# SET OF TASKS:
1/ Do the following statements agree with the piece on theft in Romania? For each, answer yes or no and quote the words of the piece that decide it. (a) The piece traces the "theft mentality" to the communist era. (b) After realizing what the man at the fair had done, the narrator confronted him. (c) The house in the village was bought about five years ago.
2/ Pick up the piece on theft in Romania right after its last sentence and carry it forward.

Does Everybody Steal in Romania?

11

Many Romanians use to say that all Romanians steal. Not the best opinion a nation can have about itself, but it is, up to a point, an unfortunate reality. No, not all Romanians steal, we’re not a nation of thieves, but unfortunately, honesty is still something we have to learn a lot about.

The whole “theft mentality” in Romania has its roots in the communist era when salaries were low (salaries are low now too), the quality of living was extremely low and finding the products you needed for your day by day life was in some cases impossible. That’s why people started to steal: a few boxes of canned meat from the factory they were working in, some chicken eggs from the farm they were working in, some screws and light bulbs here, some clothing materials there and everybody was happy. A mentality that fortunately changed a lot since 1989, but hasn’t vanquished completely.

Yes, people are stealing in Romania – and sometimes they don’t even think they’re doing anything wrong. They are “taking,” not stealing.

At the end of April, we had a fair in the city. While waiting in line to buy some sweets from a street vendor, a guy in front of me, who had a wooden spoon on him, reached out and filled it with some peanuts the vendor was selling (while he was with his back at us). The guy didn’t run away – he was actually there to buy something and everything seemed so natural that I didn’t instantly realize that the guy just stole some peanuts. And no, I didn’t say anything, even after I realized what he had done – so I still have to work on that.

We have bought, nearly three years ago, a house in a village here in Romania. It’s mostly abandoned now (hopefully not for long), but we still have some fruit trees in the garden. Last year, at the end of July, we went there to check out the trees and at least pick up some fruits. They were all gone, as if they had never existed. “Of course they’re gone,” one neighbor said. “There was nobody here to guard them, that’s why they were stolen”. Of course!

# RECORDS:
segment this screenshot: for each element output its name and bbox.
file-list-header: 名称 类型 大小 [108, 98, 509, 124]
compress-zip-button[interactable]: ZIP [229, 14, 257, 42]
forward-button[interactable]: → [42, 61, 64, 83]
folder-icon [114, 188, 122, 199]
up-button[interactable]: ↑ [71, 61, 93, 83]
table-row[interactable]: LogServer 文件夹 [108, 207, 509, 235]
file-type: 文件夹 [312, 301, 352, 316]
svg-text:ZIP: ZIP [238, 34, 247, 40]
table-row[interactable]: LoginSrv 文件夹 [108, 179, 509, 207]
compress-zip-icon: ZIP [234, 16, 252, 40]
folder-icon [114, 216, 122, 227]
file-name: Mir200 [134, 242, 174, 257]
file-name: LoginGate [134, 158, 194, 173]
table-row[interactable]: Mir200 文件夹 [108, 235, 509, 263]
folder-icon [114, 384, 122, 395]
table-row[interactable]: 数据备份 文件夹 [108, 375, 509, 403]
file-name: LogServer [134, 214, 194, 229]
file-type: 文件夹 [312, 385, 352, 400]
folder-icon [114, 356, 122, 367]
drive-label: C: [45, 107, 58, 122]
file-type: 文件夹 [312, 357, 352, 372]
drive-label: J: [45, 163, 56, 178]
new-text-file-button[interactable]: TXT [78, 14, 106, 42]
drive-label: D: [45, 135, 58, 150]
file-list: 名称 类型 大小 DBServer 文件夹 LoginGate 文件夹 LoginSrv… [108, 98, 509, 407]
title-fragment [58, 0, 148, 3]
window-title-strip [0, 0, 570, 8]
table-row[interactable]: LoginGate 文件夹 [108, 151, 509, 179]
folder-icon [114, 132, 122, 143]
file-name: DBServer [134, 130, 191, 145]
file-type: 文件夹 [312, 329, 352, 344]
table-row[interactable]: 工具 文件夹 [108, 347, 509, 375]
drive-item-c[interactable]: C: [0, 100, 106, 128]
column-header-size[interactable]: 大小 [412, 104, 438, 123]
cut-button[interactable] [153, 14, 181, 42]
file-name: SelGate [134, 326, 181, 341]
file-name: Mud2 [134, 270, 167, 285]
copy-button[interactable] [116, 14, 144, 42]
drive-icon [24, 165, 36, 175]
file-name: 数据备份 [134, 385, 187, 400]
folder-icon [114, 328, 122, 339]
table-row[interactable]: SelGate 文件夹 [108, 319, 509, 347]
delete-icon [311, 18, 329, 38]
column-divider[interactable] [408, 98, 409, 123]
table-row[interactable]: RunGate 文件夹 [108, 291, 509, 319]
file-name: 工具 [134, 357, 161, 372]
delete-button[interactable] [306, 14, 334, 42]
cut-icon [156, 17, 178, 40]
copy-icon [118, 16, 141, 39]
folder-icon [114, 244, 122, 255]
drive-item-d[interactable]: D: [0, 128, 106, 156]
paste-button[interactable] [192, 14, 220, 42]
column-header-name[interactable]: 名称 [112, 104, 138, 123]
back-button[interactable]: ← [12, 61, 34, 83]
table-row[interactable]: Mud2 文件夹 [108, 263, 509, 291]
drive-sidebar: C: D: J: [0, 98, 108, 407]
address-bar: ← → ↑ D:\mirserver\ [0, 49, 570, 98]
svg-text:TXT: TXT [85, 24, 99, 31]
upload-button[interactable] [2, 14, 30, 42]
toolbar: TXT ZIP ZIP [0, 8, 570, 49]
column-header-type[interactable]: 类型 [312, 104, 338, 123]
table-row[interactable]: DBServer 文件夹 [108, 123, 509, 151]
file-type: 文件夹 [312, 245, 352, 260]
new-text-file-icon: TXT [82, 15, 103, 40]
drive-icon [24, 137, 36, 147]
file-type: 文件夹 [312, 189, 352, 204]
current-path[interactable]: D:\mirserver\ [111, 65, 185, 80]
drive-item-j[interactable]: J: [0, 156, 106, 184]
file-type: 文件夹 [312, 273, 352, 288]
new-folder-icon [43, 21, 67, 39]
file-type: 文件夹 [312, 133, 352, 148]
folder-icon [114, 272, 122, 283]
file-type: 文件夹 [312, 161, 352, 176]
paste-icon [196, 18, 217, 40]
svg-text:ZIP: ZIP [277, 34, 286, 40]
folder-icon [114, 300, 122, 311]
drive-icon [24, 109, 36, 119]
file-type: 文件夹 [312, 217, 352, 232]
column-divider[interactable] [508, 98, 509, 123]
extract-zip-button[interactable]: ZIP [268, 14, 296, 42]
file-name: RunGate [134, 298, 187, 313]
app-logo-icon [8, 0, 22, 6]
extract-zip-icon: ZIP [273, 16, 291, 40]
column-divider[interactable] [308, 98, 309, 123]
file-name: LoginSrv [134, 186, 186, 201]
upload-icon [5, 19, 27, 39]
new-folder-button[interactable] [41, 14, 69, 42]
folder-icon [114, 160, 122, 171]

# ANSWERS BY ITEM:
1/
(a) Yes: "The whole “theft mentality” in Romania has its roots in the communist era"
(b) No: "And no, I didn’t say anything, even after I realized what he had done"
(c) No: "We have bought, nearly three years ago, a house in a village here in Romania."

2/
And finally, the personal story that had me write this article, actually. The sad truth proving that, despite its awesome things, Romania is not always amazing. It doesn’t always happen, everywhere – it’s not really that all Romanians are thieves, looting day and night, but these things happen. And sometimes, even us, the Romanians, have no idea they are happening:

If you remember, earlier this year, I shared our monthly living expenses in Romania. The heating bill was inflated, I thought, because of a heater that was not working properly – we got that fixed, of course, and we were sure that our problems were solved. It wasn’t quite the case as we kept getting huge heating bills: we had the biggest bills in the building, with just a couple somewhat close to what we had to pay (but still some 20 Euros lower, which for an average of abut 100 Euros, is a lot), while the others had half our bills or even lower..

I was naive and I actually started to pity the poor folks that didn’t have money to keep the heat running – we had a constant 21-22 degrees Celsius in the rooms, so definitely not that high, so I could only feel sorry for everybody else, being obvious that they were freezing at home.

I just found out that they might have been stealing, actually. Better said, they were most likely stealing. In Romania, heating costs are calculated based on some devices that are installed on each heater and the way it all works seems strange at first: the company gets total costs using a device installed at the entrance of the building (one that cannot be reached by people living in the building) and the numbers on your devices are added up and give you a percentage of how much heat you used from all the heating that they sent your way.

I’m not good at explaining, so I will use the example: let’s say that the building got 100 points of heating. The numbers on my neighbor’s heaters add up to 40, and those on mine add up to 60. This means that I pay 60% of the heating costs, and the neighbor just 40%. Complicated and silly, I thought at first, but it was because the companies know what people are doing – stealing – and they didn’t want to risk losing money.

What my neighbors were most likely doing was removing the devices that count the heat they use and place them back when the company came to check the numbers in the room. As a result, somebody like me who never takes them down (I didn’t even think it was possible before I found out the truth) will end up with inflated overall costs. That’s why I was paying more than double – no broken heaters, no freezing neighbors. Because people are stealing. And they consider it something natural.

Apparently, this technique is not limited to the building I live in and many people do this. And what makes it even sadder is the fact that most of them don’t even feel bad for doing this. It’s not stealing, it’s taking. It’s a way of cheating the system. It’s sad. The sad truth.

11 COMMENTS

  1. Hi Calin:
    This is kind of a depressing article. Are you now planning on moving to Budapest, then?–ha, ha! Do you have to communicate with gestures, or English, or are you fluent in Hungarian? You’re certainly more fluent than I am in English!;-)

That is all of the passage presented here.